- What is required:
Make an exact copy of each entry, leaving out every picture.

══ Items ══

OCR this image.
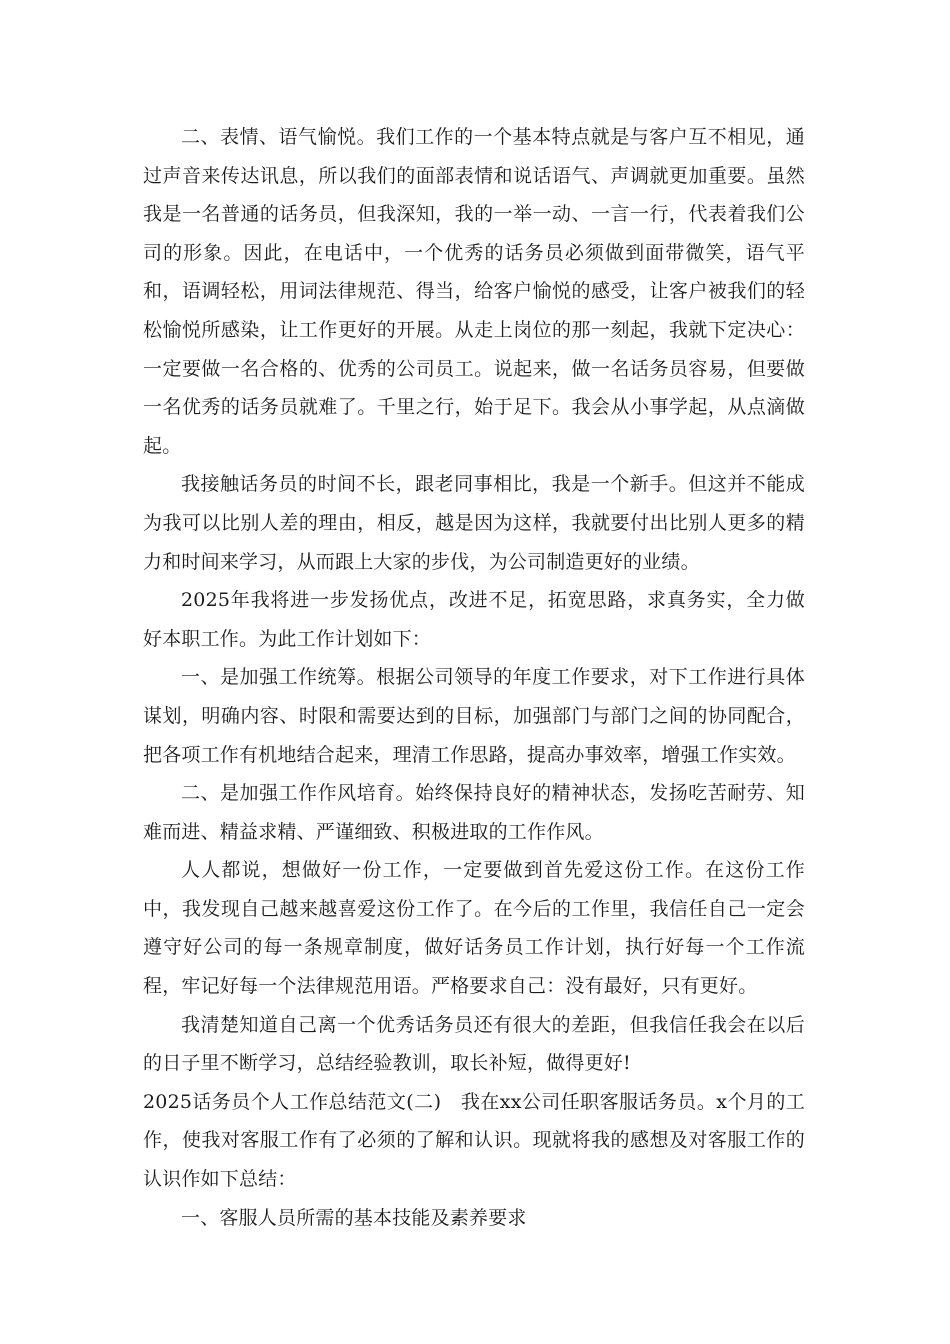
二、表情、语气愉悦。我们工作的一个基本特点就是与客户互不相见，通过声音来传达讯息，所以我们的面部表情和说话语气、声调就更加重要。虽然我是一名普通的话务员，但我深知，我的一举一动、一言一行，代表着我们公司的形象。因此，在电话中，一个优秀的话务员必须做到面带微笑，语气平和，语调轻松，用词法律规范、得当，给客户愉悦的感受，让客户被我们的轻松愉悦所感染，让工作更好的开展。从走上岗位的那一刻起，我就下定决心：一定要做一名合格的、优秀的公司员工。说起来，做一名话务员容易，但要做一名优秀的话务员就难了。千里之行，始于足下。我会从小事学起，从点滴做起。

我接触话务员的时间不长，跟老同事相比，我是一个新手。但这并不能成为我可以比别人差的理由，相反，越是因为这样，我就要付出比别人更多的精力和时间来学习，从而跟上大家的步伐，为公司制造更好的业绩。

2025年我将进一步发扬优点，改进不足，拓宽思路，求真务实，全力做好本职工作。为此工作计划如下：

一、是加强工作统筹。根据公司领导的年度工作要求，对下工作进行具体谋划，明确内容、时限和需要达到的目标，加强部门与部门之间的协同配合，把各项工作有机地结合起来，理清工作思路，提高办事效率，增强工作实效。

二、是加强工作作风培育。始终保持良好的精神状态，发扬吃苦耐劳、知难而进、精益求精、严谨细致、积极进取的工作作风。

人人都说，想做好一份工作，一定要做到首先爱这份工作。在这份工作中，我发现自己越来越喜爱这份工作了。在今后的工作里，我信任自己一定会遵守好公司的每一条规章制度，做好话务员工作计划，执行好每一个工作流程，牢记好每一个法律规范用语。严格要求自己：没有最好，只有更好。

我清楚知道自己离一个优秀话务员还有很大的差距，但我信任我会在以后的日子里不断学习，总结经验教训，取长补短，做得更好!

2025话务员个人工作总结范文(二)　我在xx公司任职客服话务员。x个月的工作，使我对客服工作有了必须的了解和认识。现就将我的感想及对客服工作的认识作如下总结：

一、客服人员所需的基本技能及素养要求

═══

- Written response:
OCR this image.
二、表情、语气愉悦。我们工作的一个基本特点就是与客户互不相见，通过声音来传达讯息，所以我们的面部表情和说话语气、声调就更加重要。虽然我是一名普通的话务员，但我深知，我的一举一动、一言一行，代表着我们公司的形象。因此，在电话中，一个优秀的话务员必须做到面带微笑，语气平和，语调轻松，用词法律规范、得当，给客户愉悦的感受，让客户被我们的轻松愉悦所感染，让工作更好的开展。从走上岗位的那一刻起，我就下定决心：一定要做一名合格的、优秀的公司员工。说起来，做一名话务员容易，但要做一名优秀的话务员就难了。千里之行，始于足下。我会从小事学起，从点滴做起。

我接触话务员的时间不长，跟老同事相比，我是一个新手。但这并不能成为我可以比别人差的理由，相反，越是因为这样，我就要付出比别人更多的精力和时间来学习，从而跟上大家的步伐，为公司制造更好的业绩。

2025年我将进一步发扬优点，改进不足，拓宽思路，求真务实，全力做好本职工作。为此工作计划如下：

一、是加强工作统筹。根据公司领导的年度工作要求，对下工作进行具体谋划，明确内容、时限和需要达到的目标，加强部门与部门之间的协同配合，把各项工作有机地结合起来，理清工作思路，提高办事效率，增强工作实效。

二、是加强工作作风培育。始终保持良好的精神状态，发扬吃苦耐劳、知难而进、精益求精、严谨细致、积极进取的工作作风。

人人都说，想做好一份工作，一定要做到首先爱这份工作。在这份工作中，我发现自己越来越喜爱这份工作了。在今后的工作里，我信任自己一定会遵守好公司的每一条规章制度，做好话务员工作计划，执行好每一个工作流程，牢记好每一个法律规范用语。严格要求自己：没有最好，只有更好。

我清楚知道自己离一个优秀话务员还有很大的差距，但我信任我会在以后的日子里不断学习，总结经验教训，取长补短，做得更好!

2025话务员个人工作总结范文(二)　我在xx公司任职客服话务员。x个月的工作，使我对客服工作有了必须的了解和认识。现就将我的感想及对客服工作的认识作如下总结：

一、客服人员所需的基本技能及素养要求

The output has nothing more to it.